**WHAT THE EXERCISE ASKS:** Skip every picture and transcribe the remaining material exactly.
□ □ □ □ □ □ □
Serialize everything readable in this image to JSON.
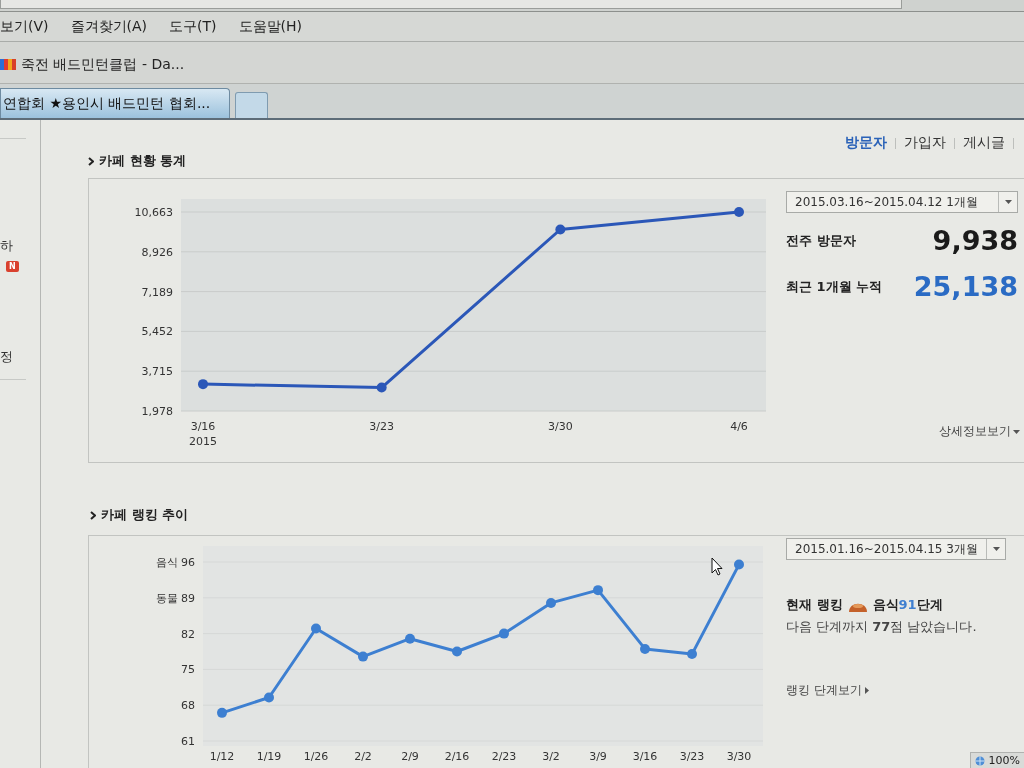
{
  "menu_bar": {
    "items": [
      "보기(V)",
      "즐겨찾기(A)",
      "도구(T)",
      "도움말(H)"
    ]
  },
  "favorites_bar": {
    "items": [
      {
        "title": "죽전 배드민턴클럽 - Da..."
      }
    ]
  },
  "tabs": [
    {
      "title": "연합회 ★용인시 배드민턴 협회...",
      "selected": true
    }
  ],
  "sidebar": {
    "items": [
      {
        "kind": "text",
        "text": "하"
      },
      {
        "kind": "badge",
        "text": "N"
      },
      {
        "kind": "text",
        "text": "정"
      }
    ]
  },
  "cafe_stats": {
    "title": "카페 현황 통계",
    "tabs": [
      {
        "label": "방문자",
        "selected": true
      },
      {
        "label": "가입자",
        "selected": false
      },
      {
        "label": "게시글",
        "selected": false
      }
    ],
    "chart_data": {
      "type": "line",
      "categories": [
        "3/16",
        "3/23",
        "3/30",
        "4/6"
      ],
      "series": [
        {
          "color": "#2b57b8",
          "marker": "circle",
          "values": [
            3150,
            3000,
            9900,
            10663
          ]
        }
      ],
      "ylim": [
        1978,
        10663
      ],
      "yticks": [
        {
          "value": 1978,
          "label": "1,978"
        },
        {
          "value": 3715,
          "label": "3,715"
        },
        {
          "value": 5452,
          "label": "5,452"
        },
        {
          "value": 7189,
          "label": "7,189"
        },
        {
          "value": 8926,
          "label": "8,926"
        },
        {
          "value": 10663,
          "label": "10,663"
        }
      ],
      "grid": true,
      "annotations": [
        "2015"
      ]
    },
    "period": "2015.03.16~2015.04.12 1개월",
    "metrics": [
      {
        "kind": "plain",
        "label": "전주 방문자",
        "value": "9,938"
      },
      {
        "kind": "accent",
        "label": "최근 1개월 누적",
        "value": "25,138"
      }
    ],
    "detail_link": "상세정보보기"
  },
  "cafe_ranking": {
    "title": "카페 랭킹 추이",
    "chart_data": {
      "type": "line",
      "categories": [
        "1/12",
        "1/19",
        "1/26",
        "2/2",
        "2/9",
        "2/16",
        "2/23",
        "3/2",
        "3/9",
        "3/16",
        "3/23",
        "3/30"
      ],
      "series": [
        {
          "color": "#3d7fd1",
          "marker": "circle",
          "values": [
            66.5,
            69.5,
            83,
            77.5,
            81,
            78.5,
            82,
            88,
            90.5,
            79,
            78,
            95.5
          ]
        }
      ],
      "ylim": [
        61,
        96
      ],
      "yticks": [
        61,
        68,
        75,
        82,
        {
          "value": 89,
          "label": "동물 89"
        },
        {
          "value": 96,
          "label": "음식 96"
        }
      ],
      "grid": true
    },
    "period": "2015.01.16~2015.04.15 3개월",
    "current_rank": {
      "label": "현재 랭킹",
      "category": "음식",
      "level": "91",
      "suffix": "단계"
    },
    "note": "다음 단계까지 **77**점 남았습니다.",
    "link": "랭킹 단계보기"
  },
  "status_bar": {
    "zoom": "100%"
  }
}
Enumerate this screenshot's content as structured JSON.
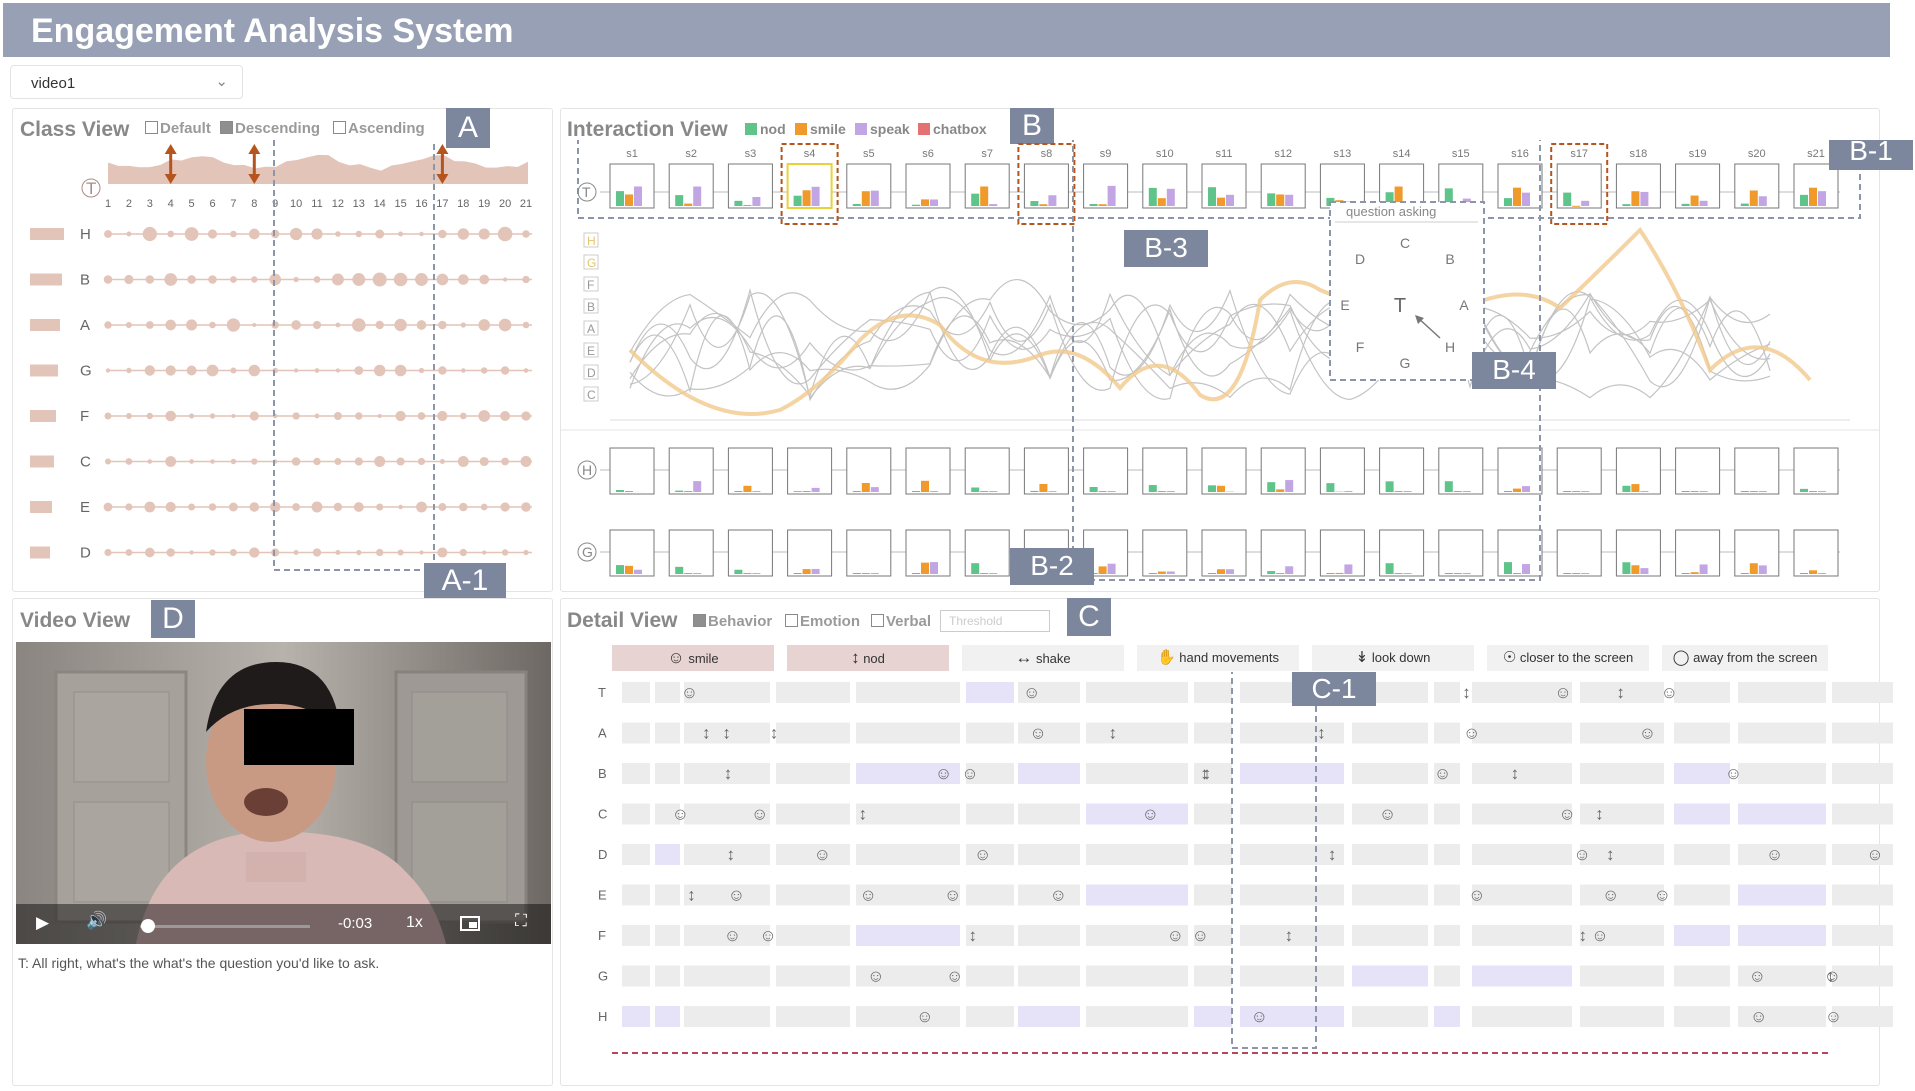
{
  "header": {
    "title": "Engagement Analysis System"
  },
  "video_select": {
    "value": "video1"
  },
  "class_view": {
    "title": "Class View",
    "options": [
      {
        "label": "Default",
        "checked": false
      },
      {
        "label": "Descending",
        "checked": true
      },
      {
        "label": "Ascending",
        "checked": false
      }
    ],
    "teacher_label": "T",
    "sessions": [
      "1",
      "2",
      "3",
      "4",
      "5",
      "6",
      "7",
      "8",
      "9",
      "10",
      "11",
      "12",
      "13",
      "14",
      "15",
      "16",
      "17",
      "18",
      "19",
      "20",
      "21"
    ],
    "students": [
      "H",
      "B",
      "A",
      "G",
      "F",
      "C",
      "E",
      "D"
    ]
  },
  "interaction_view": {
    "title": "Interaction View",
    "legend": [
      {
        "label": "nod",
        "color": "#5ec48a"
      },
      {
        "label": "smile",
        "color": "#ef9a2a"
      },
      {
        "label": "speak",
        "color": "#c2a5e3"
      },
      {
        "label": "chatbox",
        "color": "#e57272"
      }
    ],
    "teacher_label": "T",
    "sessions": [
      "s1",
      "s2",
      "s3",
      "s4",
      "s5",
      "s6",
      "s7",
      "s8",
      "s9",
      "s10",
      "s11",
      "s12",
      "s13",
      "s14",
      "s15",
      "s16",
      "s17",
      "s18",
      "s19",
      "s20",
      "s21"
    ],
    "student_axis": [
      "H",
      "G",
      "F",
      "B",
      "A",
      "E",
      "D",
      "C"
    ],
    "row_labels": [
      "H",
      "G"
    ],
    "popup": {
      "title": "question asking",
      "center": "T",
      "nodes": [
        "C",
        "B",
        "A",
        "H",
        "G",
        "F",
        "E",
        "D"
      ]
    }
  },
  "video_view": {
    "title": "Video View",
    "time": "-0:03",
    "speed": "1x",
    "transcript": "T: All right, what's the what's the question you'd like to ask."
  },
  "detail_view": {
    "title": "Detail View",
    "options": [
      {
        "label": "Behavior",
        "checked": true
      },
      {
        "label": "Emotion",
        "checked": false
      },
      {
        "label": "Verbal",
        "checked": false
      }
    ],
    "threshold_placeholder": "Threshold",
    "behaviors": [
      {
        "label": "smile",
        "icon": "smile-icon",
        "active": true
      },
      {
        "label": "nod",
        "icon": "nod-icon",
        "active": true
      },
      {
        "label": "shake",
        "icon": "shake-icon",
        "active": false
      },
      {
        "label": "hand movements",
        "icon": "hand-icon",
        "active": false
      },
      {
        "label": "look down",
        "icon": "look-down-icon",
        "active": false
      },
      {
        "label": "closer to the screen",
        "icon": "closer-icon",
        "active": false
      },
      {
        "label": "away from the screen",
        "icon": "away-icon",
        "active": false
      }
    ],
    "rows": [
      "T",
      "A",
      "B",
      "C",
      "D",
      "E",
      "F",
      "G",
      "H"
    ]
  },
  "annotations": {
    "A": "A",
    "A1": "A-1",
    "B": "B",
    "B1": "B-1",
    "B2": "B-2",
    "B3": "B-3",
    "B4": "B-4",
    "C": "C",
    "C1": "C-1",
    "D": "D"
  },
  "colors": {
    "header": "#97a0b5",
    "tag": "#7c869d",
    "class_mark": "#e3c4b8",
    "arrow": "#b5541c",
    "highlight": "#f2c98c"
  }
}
□ □ □ □ □ □ □
**OUTPUT OF THE TASK:**
Serialize everything readable in this image to JSON.
{
  "menu_bar": {
    "items": [
      "보기(V)",
      "즐겨찾기(A)",
      "도구(T)",
      "도움말(H)"
    ]
  },
  "favorites_bar": {
    "items": [
      {
        "title": "죽전 배드민턴클럽 - Da..."
      }
    ]
  },
  "tabs": [
    {
      "title": "연합회 ★용인시 배드민턴 협회...",
      "selected": true
    }
  ],
  "sidebar": {
    "items": [
      {
        "kind": "text",
        "text": "하"
      },
      {
        "kind": "badge",
        "text": "N"
      },
      {
        "kind": "text",
        "text": "정"
      }
    ]
  },
  "cafe_stats": {
    "title": "카페 현황 통계",
    "tabs": [
      {
        "label": "방문자",
        "selected": true
      },
      {
        "label": "가입자",
        "selected": false
      },
      {
        "label": "게시글",
        "selected": false
      }
    ],
    "chart_data": {
      "type": "line",
      "categories": [
        "3/16",
        "3/23",
        "3/30",
        "4/6"
      ],
      "series": [
        {
          "color": "#2b57b8",
          "marker": "circle",
          "values": [
            3150,
            3000,
            9900,
            10663
          ]
        }
      ],
      "ylim": [
        1978,
        10663
      ],
      "yticks": [
        {
          "value": 1978,
          "label": "1,978"
        },
        {
          "value": 3715,
          "label": "3,715"
        },
        {
          "value": 5452,
          "label": "5,452"
        },
        {
          "value": 7189,
          "label": "7,189"
        },
        {
          "value": 8926,
          "label": "8,926"
        },
        {
          "value": 10663,
          "label": "10,663"
        }
      ],
      "grid": true,
      "annotations": [
        "2015"
      ]
    },
    "period": "2015.03.16~2015.04.12 1개월",
    "metrics": [
      {
        "kind": "plain",
        "label": "전주 방문자",
        "value": "9,938"
      },
      {
        "kind": "accent",
        "label": "최근 1개월 누적",
        "value": "25,138"
      }
    ],
    "detail_link": "상세정보보기"
  },
  "cafe_ranking": {
    "title": "카페 랭킹 추이",
    "chart_data": {
      "type": "line",
      "categories": [
        "1/12",
        "1/19",
        "1/26",
        "2/2",
        "2/9",
        "2/16",
        "2/23",
        "3/2",
        "3/9",
        "3/16",
        "3/23",
        "3/30"
      ],
      "series": [
        {
          "color": "#3d7fd1",
          "marker": "circle",
          "values": [
            66.5,
            69.5,
            83,
            77.5,
            81,
            78.5,
            82,
            88,
            90.5,
            79,
            78,
            95.5
          ]
        }
      ],
      "ylim": [
        61,
        96
      ],
      "yticks": [
        61,
        68,
        75,
        82,
        {
          "value": 89,
          "label": "동물 89"
        },
        {
          "value": 96,
          "label": "음식 96"
        }
      ],
      "grid": true
    },
    "period": "2015.01.16~2015.04.15 3개월",
    "current_rank": {
      "label": "현재 랭킹",
      "category": "음식",
      "level": "91",
      "suffix": "단계"
    },
    "note": "다음 단계까지 **77**점 남았습니다.",
    "link": "랭킹 단계보기"
  },
  "status_bar": {
    "zoom": "100%"
  }
}
Enumerate this screenshot's content as structured JSON.
{
  "header": {
    "title": "Engagement Analysis System"
  },
  "video_select": {
    "value": "video1"
  },
  "class_view": {
    "title": "Class View",
    "options": [
      {
        "label": "Default",
        "checked": false
      },
      {
        "label": "Descending",
        "checked": true
      },
      {
        "label": "Ascending",
        "checked": false
      }
    ],
    "teacher_label": "T",
    "sessions": [
      "1",
      "2",
      "3",
      "4",
      "5",
      "6",
      "7",
      "8",
      "9",
      "10",
      "11",
      "12",
      "13",
      "14",
      "15",
      "16",
      "17",
      "18",
      "19",
      "20",
      "21"
    ],
    "students": [
      "H",
      "B",
      "A",
      "G",
      "F",
      "C",
      "E",
      "D"
    ]
  },
  "interaction_view": {
    "title": "Interaction View",
    "legend": [
      {
        "label": "nod",
        "color": "#5ec48a"
      },
      {
        "label": "smile",
        "color": "#ef9a2a"
      },
      {
        "label": "speak",
        "color": "#c2a5e3"
      },
      {
        "label": "chatbox",
        "color": "#e57272"
      }
    ],
    "teacher_label": "T",
    "sessions": [
      "s1",
      "s2",
      "s3",
      "s4",
      "s5",
      "s6",
      "s7",
      "s8",
      "s9",
      "s10",
      "s11",
      "s12",
      "s13",
      "s14",
      "s15",
      "s16",
      "s17",
      "s18",
      "s19",
      "s20",
      "s21"
    ],
    "student_axis": [
      "H",
      "G",
      "F",
      "B",
      "A",
      "E",
      "D",
      "C"
    ],
    "row_labels": [
      "H",
      "G"
    ],
    "popup": {
      "title": "question asking",
      "center": "T",
      "nodes": [
        "C",
        "B",
        "A",
        "H",
        "G",
        "F",
        "E",
        "D"
      ]
    }
  },
  "video_view": {
    "title": "Video View",
    "time": "-0:03",
    "speed": "1x",
    "transcript": "T: All right, what's the what's the question you'd like to ask."
  },
  "detail_view": {
    "title": "Detail View",
    "options": [
      {
        "label": "Behavior",
        "checked": true
      },
      {
        "label": "Emotion",
        "checked": false
      },
      {
        "label": "Verbal",
        "checked": false
      }
    ],
    "threshold_placeholder": "Threshold",
    "behaviors": [
      {
        "label": "smile",
        "icon": "smile-icon",
        "active": true
      },
      {
        "label": "nod",
        "icon": "nod-icon",
        "active": true
      },
      {
        "label": "shake",
        "icon": "shake-icon",
        "active": false
      },
      {
        "label": "hand movements",
        "icon": "hand-icon",
        "active": false
      },
      {
        "label": "look down",
        "icon": "look-down-icon",
        "active": false
      },
      {
        "label": "closer to the screen",
        "icon": "closer-icon",
        "active": false
      },
      {
        "label": "away from the screen",
        "icon": "away-icon",
        "active": false
      }
    ],
    "rows": [
      "T",
      "A",
      "B",
      "C",
      "D",
      "E",
      "F",
      "G",
      "H"
    ]
  },
  "annotations": {
    "A": "A",
    "A1": "A-1",
    "B": "B",
    "B1": "B-1",
    "B2": "B-2",
    "B3": "B-3",
    "B4": "B-4",
    "C": "C",
    "C1": "C-1",
    "D": "D"
  },
  "colors": {
    "header": "#97a0b5",
    "tag": "#7c869d",
    "class_mark": "#e3c4b8",
    "arrow": "#b5541c",
    "highlight": "#f2c98c"
  }
}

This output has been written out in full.